→ YOUR OBJECTIVE
Copy out each line that has "secondaire" in it.

(Extracted records)
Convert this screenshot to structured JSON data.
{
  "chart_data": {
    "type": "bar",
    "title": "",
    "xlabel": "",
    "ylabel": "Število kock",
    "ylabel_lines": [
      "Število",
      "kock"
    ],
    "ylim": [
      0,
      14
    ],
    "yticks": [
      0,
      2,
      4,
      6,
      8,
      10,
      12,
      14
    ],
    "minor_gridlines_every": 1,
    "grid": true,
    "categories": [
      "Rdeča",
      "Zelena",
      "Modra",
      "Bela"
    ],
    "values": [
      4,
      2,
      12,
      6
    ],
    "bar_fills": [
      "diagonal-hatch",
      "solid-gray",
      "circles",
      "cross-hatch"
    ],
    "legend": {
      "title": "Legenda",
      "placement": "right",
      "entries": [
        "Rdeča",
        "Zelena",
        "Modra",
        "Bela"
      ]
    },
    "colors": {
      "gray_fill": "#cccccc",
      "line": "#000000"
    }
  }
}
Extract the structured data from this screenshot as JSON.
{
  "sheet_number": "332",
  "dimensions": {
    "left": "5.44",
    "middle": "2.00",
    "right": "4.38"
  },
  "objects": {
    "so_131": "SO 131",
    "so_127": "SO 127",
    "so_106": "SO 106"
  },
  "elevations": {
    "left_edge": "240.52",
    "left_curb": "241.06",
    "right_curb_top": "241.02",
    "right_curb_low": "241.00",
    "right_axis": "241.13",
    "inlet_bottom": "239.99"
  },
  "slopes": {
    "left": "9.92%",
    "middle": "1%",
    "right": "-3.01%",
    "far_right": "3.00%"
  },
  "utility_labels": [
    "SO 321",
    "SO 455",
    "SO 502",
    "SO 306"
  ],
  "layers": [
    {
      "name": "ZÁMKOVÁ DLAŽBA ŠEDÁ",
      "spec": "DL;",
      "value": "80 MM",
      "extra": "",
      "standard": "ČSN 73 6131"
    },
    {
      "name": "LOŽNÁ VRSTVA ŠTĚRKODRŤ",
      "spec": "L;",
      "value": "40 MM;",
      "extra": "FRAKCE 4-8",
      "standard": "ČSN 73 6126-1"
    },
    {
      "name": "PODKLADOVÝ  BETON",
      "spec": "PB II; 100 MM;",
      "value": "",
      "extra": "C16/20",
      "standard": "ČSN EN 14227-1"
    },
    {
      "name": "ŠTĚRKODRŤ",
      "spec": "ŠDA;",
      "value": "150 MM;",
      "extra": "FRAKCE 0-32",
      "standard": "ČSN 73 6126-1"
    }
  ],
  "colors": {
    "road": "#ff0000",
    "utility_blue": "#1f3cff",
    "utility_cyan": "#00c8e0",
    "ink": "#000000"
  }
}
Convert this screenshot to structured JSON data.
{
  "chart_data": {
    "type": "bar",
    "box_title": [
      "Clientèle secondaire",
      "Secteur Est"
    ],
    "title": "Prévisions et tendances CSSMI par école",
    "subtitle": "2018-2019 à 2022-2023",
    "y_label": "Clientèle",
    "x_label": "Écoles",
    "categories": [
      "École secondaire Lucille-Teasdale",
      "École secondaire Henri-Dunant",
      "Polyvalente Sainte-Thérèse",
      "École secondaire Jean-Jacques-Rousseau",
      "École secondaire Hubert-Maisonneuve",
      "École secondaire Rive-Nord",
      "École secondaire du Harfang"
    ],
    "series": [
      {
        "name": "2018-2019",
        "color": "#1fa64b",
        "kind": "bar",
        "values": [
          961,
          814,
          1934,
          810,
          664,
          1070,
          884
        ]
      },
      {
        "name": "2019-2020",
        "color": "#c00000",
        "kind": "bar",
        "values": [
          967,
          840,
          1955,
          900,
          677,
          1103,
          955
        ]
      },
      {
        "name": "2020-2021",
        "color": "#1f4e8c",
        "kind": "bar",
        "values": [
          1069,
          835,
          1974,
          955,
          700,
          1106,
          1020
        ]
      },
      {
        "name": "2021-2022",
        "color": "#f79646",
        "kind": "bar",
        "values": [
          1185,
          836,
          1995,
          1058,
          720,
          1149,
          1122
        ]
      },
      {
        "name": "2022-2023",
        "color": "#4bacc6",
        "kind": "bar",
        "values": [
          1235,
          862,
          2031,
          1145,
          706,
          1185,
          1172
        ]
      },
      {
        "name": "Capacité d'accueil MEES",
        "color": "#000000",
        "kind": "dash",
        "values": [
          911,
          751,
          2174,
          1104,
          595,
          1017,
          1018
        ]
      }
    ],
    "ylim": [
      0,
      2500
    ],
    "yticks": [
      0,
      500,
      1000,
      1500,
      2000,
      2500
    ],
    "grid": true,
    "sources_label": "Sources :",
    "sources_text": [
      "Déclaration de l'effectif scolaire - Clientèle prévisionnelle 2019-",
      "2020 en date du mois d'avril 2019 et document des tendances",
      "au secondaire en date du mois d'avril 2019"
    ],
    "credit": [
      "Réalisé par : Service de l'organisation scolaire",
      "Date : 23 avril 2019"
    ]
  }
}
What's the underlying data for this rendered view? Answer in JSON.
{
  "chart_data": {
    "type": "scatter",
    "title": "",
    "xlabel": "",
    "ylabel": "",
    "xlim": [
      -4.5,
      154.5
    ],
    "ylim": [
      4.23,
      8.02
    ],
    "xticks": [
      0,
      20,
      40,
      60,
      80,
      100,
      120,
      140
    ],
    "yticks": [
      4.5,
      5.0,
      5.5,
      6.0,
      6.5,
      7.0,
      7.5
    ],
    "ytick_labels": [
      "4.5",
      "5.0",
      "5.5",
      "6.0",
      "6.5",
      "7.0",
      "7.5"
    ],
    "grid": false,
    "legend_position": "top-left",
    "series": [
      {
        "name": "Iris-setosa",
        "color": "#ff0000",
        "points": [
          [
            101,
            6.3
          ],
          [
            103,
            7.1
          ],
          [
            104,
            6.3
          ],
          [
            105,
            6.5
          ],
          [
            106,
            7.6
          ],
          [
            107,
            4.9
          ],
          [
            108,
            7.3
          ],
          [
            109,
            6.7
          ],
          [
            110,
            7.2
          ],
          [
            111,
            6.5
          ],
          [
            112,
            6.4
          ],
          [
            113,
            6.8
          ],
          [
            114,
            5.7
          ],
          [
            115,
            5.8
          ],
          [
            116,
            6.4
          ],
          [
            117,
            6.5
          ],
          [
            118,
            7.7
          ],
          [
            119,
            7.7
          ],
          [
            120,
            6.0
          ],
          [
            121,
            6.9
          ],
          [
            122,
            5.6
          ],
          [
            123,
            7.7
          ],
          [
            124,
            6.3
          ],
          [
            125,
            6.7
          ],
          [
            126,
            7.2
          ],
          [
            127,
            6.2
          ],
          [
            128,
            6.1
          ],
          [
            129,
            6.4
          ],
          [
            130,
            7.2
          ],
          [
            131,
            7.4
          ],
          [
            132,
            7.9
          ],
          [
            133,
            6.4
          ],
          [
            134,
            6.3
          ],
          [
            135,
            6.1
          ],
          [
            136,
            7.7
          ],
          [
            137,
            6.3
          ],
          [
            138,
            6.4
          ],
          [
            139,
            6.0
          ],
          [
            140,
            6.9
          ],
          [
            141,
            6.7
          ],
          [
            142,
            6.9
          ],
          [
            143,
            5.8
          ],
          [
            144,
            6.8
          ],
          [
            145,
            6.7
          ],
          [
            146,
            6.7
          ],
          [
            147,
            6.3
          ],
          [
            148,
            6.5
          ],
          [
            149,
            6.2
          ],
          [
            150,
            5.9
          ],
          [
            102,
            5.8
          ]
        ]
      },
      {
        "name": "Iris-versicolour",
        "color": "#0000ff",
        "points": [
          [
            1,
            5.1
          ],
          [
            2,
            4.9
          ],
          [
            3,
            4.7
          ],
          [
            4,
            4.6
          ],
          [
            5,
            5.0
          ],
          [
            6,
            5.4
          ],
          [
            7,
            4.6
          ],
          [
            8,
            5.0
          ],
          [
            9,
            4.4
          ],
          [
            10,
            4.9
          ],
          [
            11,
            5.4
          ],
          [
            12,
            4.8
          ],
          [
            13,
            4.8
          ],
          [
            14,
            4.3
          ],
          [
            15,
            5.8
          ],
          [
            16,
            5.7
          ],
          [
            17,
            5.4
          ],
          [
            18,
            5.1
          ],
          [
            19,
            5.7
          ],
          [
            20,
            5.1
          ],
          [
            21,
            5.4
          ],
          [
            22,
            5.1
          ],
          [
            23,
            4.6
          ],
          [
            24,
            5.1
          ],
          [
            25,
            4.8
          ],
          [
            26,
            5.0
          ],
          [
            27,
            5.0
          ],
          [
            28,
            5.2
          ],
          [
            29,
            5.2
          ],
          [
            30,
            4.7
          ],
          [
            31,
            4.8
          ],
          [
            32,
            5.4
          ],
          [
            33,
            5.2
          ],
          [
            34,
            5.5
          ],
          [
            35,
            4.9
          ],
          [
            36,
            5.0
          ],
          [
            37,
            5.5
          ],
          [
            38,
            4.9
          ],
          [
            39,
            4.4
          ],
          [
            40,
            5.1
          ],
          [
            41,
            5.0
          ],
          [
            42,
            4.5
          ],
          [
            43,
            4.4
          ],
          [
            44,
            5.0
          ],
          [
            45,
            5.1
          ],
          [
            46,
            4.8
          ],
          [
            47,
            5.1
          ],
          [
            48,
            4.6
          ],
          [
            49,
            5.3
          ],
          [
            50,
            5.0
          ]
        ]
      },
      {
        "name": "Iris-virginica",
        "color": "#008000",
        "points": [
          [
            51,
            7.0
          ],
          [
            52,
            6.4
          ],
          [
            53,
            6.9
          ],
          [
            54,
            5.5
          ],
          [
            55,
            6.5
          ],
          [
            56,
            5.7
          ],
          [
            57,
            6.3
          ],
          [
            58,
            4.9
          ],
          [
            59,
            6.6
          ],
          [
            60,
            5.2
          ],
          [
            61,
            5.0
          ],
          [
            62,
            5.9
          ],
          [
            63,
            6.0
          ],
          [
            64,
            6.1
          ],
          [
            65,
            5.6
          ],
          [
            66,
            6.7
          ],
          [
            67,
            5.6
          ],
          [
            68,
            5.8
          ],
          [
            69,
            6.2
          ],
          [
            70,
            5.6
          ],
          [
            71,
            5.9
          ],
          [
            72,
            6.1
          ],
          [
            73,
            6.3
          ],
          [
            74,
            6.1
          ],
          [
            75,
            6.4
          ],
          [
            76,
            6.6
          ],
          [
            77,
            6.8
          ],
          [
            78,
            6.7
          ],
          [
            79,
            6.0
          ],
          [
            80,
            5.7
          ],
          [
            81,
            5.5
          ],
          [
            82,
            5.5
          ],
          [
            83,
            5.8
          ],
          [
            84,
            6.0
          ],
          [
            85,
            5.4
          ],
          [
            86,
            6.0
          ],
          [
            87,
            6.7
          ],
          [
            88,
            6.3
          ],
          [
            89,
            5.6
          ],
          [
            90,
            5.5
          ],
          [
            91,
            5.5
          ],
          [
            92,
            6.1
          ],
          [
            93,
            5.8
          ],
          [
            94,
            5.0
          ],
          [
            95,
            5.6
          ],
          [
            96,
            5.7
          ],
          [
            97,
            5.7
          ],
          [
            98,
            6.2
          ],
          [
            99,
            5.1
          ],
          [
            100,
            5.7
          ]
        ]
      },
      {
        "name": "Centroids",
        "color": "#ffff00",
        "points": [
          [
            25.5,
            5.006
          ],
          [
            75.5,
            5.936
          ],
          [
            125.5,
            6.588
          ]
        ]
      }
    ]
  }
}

→ THE REPLY
      "Clientèle secondaire",
      "École secondaire Lucille-Teasdale",
      "École secondaire Henri-Dunant",
      "École secondaire Jean-Jacques-Rousseau",
      "École secondaire Hubert-Maisonneuve",
      "École secondaire Rive-Nord",
      "École secondaire du Harfang"
      "au secondaire en date du mois d'avril 2019"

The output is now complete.